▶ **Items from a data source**
— begin —

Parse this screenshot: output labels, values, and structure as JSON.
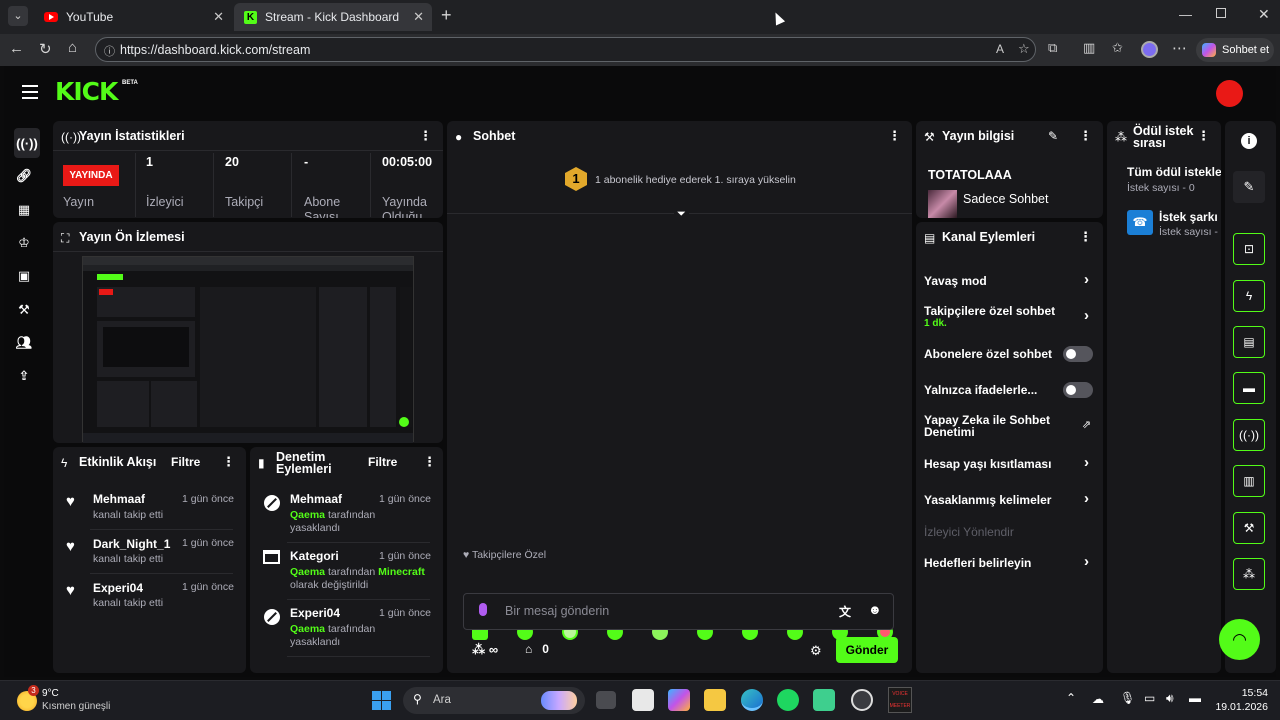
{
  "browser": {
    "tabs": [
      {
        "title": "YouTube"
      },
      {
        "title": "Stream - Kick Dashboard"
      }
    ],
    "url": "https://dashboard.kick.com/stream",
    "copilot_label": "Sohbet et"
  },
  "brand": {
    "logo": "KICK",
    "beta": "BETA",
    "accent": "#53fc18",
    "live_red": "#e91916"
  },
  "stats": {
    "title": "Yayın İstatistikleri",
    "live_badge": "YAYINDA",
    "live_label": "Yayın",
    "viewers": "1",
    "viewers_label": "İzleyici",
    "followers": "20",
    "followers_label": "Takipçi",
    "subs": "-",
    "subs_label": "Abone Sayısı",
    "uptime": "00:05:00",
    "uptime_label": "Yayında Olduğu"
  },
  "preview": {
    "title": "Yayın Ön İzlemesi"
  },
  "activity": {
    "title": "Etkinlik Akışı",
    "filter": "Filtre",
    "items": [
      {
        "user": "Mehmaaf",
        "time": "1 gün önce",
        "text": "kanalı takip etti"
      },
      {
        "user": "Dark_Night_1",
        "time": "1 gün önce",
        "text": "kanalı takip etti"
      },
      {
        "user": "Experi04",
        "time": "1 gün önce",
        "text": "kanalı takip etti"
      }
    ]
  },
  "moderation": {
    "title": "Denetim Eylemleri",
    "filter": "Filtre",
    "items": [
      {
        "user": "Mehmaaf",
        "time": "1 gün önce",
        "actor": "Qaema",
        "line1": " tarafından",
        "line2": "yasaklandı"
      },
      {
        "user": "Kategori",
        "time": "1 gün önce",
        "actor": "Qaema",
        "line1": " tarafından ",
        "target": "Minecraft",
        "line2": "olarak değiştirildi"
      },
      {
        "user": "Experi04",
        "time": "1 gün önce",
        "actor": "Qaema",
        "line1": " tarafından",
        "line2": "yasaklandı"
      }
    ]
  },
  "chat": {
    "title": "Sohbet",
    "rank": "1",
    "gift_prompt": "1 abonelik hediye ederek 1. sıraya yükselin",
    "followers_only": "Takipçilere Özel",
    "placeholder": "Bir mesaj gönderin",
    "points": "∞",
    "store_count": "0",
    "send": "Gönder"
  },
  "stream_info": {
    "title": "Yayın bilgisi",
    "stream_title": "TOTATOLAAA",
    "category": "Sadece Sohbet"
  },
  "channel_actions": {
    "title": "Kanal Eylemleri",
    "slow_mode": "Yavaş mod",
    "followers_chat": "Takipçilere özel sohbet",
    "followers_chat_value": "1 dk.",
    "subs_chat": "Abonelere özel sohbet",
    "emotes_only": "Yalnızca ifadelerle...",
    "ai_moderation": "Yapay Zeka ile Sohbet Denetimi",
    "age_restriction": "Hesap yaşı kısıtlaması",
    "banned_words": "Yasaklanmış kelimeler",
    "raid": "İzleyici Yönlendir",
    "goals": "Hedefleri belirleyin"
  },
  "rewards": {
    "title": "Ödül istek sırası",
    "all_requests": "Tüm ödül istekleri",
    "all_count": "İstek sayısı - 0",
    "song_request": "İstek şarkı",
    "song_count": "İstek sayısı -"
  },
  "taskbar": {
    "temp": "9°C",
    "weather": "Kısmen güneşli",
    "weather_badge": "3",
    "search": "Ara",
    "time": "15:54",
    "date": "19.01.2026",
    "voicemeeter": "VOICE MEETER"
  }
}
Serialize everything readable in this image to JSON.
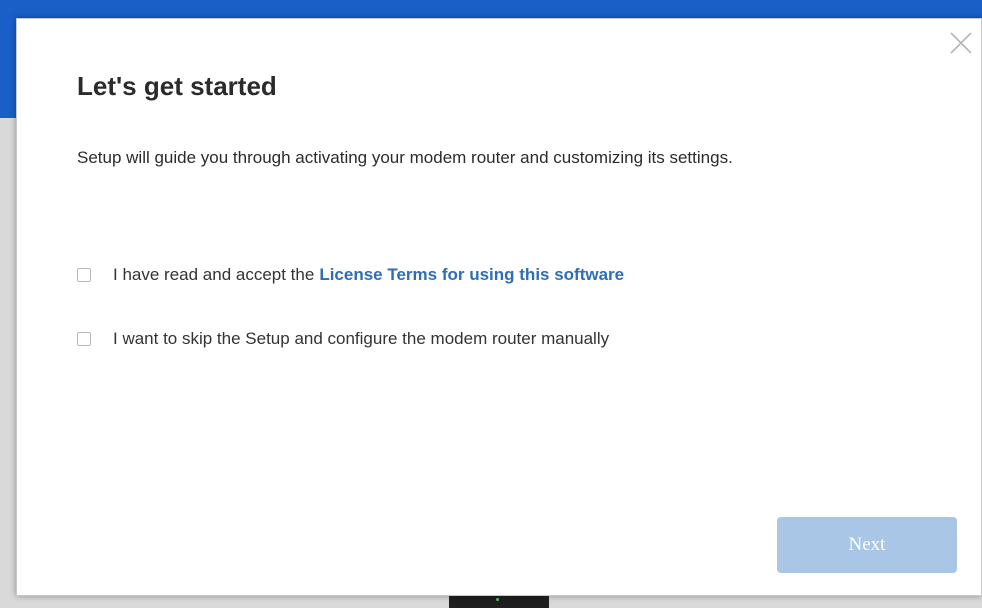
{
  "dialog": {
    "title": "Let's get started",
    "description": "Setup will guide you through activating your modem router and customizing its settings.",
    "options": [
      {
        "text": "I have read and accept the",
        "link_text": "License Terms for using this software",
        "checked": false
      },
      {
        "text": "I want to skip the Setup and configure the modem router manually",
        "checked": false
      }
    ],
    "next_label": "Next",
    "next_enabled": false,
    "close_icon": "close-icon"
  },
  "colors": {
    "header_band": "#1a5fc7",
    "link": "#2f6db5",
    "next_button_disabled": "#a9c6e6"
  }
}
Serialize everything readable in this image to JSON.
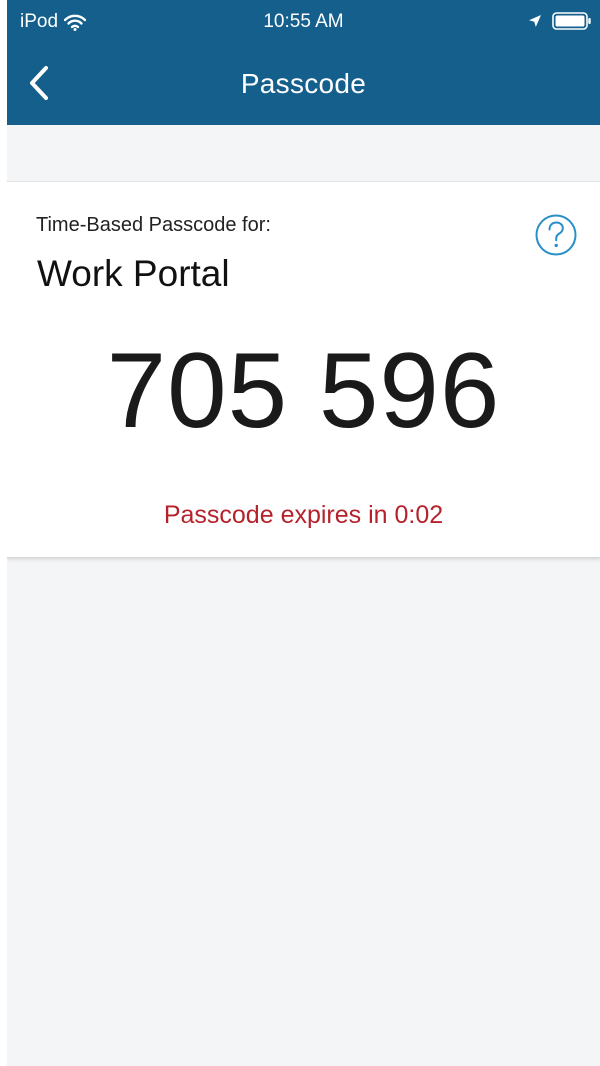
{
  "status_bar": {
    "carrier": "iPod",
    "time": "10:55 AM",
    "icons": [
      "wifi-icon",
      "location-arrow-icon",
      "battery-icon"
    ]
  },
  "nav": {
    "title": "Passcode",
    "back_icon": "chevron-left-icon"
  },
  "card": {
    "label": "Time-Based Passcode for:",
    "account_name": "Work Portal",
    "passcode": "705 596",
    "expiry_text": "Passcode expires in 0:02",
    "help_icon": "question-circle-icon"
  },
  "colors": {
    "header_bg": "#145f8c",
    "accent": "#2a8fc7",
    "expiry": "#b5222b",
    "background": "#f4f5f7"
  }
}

— end —

▶ **WHAT YOU HAVE TO DO**
Quote the entries in full. Any image among them is to be omitted from the copy.

▶ **EXERCISE SOLUTION**
Parse this screenshot: output labels, values, and structure as JSON.
{
  "browser": {
    "tabs": [
      {
        "title": "YouTube"
      },
      {
        "title": "Stream - Kick Dashboard"
      }
    ],
    "url": "https://dashboard.kick.com/stream",
    "copilot_label": "Sohbet et"
  },
  "brand": {
    "logo": "KICK",
    "beta": "BETA",
    "accent": "#53fc18",
    "live_red": "#e91916"
  },
  "stats": {
    "title": "Yayın İstatistikleri",
    "live_badge": "YAYINDA",
    "live_label": "Yayın",
    "viewers": "1",
    "viewers_label": "İzleyici",
    "followers": "20",
    "followers_label": "Takipçi",
    "subs": "-",
    "subs_label": "Abone Sayısı",
    "uptime": "00:05:00",
    "uptime_label": "Yayında Olduğu"
  },
  "preview": {
    "title": "Yayın Ön İzlemesi"
  },
  "activity": {
    "title": "Etkinlik Akışı",
    "filter": "Filtre",
    "items": [
      {
        "user": "Mehmaaf",
        "time": "1 gün önce",
        "text": "kanalı takip etti"
      },
      {
        "user": "Dark_Night_1",
        "time": "1 gün önce",
        "text": "kanalı takip etti"
      },
      {
        "user": "Experi04",
        "time": "1 gün önce",
        "text": "kanalı takip etti"
      }
    ]
  },
  "moderation": {
    "title": "Denetim Eylemleri",
    "filter": "Filtre",
    "items": [
      {
        "user": "Mehmaaf",
        "time": "1 gün önce",
        "actor": "Qaema",
        "line1": " tarafından",
        "line2": "yasaklandı"
      },
      {
        "user": "Kategori",
        "time": "1 gün önce",
        "actor": "Qaema",
        "line1": " tarafından ",
        "target": "Minecraft",
        "line2": "olarak değiştirildi"
      },
      {
        "user": "Experi04",
        "time": "1 gün önce",
        "actor": "Qaema",
        "line1": " tarafından",
        "line2": "yasaklandı"
      }
    ]
  },
  "chat": {
    "title": "Sohbet",
    "rank": "1",
    "gift_prompt": "1 abonelik hediye ederek 1. sıraya yükselin",
    "followers_only": "Takipçilere Özel",
    "placeholder": "Bir mesaj gönderin",
    "points": "∞",
    "store_count": "0",
    "send": "Gönder"
  },
  "stream_info": {
    "title": "Yayın bilgisi",
    "stream_title": "TOTATOLAAA",
    "category": "Sadece Sohbet"
  },
  "channel_actions": {
    "title": "Kanal Eylemleri",
    "slow_mode": "Yavaş mod",
    "followers_chat": "Takipçilere özel sohbet",
    "followers_chat_value": "1 dk.",
    "subs_chat": "Abonelere özel sohbet",
    "emotes_only": "Yalnızca ifadelerle...",
    "ai_moderation": "Yapay Zeka ile Sohbet Denetimi",
    "age_restriction": "Hesap yaşı kısıtlaması",
    "banned_words": "Yasaklanmış kelimeler",
    "raid": "İzleyici Yönlendir",
    "goals": "Hedefleri belirleyin"
  },
  "rewards": {
    "title": "Ödül istek sırası",
    "all_requests": "Tüm ödül istekleri",
    "all_count": "İstek sayısı - 0",
    "song_request": "İstek şarkı",
    "song_count": "İstek sayısı -"
  },
  "taskbar": {
    "temp": "9°C",
    "weather": "Kısmen güneşli",
    "weather_badge": "3",
    "search": "Ara",
    "time": "15:54",
    "date": "19.01.2026",
    "voicemeeter": "VOICE MEETER"
  }
}
Serialize everything readable in this image to JSON.
{
  "dialog": {
    "title": "Let's get started",
    "description": "Setup will guide you through activating your modem router and customizing its settings.",
    "options": [
      {
        "text": "I have read and accept the",
        "link_text": "License Terms for using this software",
        "checked": false
      },
      {
        "text": "I want to skip the Setup and configure the modem router manually",
        "checked": false
      }
    ],
    "next_label": "Next",
    "next_enabled": false,
    "close_icon": "close-icon"
  },
  "colors": {
    "header_band": "#1a5fc7",
    "link": "#2f6db5",
    "next_button_disabled": "#a9c6e6"
  }
}
Serialize everything readable in this image to JSON.
{
  "status_bar": {
    "carrier": "iPod",
    "time": "10:55 AM",
    "icons": [
      "wifi-icon",
      "location-arrow-icon",
      "battery-icon"
    ]
  },
  "nav": {
    "title": "Passcode",
    "back_icon": "chevron-left-icon"
  },
  "card": {
    "label": "Time-Based Passcode for:",
    "account_name": "Work Portal",
    "passcode": "705 596",
    "expiry_text": "Passcode expires in 0:02",
    "help_icon": "question-circle-icon"
  },
  "colors": {
    "header_bg": "#145f8c",
    "accent": "#2a8fc7",
    "expiry": "#b5222b",
    "background": "#f4f5f7"
  }
}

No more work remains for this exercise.